┌────────
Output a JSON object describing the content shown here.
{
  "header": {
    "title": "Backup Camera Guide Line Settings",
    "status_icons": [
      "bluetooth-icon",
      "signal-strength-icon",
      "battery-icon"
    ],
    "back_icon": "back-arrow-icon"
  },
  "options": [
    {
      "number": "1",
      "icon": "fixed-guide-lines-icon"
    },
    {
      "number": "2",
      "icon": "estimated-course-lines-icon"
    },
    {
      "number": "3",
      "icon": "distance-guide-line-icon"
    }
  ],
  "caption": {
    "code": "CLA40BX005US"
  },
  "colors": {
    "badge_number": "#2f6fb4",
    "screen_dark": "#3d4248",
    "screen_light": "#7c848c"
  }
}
└────────
> **PROBLEM REQUIREMENTS**
Copy all the lines, exactly.

> **TASK SOLUTION**
Output a JSON object describing the content shown here.
{
  "header": {
    "title": "Backup Camera Guide Line Settings",
    "status_icons": [
      "bluetooth-icon",
      "signal-strength-icon",
      "battery-icon"
    ],
    "back_icon": "back-arrow-icon"
  },
  "options": [
    {
      "number": "1",
      "icon": "fixed-guide-lines-icon"
    },
    {
      "number": "2",
      "icon": "estimated-course-lines-icon"
    },
    {
      "number": "3",
      "icon": "distance-guide-line-icon"
    }
  ],
  "caption": {
    "code": "CLA40BX005US"
  },
  "colors": {
    "badge_number": "#2f6fb4",
    "screen_dark": "#3d4248",
    "screen_light": "#7c848c"
  }
}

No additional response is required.